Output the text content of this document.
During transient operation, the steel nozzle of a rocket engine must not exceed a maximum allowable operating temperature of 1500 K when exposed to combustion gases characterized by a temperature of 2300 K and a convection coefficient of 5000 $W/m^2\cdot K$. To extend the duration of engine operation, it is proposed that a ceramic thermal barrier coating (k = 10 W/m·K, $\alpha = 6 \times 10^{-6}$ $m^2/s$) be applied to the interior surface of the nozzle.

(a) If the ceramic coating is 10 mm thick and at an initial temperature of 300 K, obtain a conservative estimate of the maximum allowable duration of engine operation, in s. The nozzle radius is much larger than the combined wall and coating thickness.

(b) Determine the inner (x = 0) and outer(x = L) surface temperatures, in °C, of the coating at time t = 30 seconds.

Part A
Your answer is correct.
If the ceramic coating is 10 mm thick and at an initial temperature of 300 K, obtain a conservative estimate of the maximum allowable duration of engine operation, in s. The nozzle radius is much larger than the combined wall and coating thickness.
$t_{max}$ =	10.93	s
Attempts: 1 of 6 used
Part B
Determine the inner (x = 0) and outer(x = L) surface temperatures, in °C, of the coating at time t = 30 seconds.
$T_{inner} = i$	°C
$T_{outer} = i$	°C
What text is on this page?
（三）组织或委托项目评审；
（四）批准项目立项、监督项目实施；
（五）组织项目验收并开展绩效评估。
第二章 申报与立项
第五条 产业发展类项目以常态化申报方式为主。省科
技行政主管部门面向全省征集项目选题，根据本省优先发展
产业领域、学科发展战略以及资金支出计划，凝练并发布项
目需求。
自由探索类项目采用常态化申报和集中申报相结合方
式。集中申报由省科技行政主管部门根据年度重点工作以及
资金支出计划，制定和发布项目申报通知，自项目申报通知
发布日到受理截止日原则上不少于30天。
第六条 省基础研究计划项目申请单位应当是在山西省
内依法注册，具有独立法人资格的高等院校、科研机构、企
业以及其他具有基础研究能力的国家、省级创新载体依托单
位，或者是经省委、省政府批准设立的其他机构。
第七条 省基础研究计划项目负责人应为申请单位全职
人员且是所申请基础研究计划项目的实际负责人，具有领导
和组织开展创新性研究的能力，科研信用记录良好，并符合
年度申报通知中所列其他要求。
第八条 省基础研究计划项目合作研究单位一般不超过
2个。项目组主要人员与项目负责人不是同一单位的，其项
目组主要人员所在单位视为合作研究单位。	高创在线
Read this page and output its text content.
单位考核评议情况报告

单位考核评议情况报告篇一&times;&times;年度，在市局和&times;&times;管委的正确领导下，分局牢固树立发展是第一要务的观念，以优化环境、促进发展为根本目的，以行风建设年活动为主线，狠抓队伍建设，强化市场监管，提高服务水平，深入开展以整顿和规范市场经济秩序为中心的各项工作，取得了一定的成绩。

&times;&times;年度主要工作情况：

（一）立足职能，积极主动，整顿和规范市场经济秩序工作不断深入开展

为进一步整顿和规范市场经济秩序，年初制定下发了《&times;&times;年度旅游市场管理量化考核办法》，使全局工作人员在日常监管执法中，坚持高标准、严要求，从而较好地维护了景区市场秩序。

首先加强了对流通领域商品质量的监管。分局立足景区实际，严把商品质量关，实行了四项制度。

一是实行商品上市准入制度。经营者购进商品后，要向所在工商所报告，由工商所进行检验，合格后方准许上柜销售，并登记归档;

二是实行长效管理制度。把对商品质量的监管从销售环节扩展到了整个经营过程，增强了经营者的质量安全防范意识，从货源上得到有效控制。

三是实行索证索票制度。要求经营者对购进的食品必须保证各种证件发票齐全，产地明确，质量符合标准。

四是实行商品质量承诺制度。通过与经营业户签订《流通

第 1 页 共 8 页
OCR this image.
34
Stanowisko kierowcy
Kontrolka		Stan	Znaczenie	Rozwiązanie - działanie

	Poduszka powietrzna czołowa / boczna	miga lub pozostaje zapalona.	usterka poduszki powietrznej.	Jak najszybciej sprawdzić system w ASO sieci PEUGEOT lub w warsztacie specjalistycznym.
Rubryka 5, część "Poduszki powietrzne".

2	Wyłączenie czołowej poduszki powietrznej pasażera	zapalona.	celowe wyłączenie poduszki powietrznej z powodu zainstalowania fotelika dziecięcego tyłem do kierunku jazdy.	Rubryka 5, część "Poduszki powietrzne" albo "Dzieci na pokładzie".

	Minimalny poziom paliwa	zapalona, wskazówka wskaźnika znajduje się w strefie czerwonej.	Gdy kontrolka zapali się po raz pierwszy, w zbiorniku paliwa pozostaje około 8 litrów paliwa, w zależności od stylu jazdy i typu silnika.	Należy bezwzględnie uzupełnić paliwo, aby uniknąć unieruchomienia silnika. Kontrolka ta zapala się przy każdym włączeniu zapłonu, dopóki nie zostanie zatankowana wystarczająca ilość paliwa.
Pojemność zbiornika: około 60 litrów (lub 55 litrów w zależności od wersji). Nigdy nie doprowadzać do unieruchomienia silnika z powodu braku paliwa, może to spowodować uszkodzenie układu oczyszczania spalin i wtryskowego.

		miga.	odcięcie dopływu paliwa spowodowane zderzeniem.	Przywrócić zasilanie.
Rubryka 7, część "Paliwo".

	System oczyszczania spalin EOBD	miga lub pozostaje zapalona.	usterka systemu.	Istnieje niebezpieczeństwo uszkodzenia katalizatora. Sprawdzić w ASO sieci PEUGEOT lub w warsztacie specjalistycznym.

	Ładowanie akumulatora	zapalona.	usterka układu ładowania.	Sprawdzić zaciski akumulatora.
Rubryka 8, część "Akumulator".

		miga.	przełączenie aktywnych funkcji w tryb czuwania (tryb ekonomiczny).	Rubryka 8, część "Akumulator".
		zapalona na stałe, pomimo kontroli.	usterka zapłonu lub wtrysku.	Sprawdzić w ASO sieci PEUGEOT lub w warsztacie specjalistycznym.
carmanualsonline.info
- - -
Prompt: Go through the listing above and pull out each line containing the word "allowable".

Output below:
During transient operation, the steel nozzle of a rocket engine must not exceed a maximum allowable operating temperature of 1500 K when exposed to combustion gases characterized by a temperature of 2300 K and a convection coefficient of 5000 $W/m^2\cdot K$. To extend the duration of engine operation, it is proposed that a ceramic thermal barrier coating (k = 10 W/m·K, $\alpha = 6 \times 10^{-6}$ $m^2/s$) be applied to the interior surface of the nozzle.
(a) If the ceramic coating is 10 mm thick and at an initial temperature of 300 K, obtain a conservative estimate of the maximum allowable duration of engine operation, in s. The nozzle radius is much larger than the combined wall and coating thickness.
If the ceramic coating is 10 mm thick and at an initial temperature of 300 K, obtain a conservative estimate of the maximum allowable duration of engine operation, in s. The nozzle radius is much larger than the combined wall and coating thickness.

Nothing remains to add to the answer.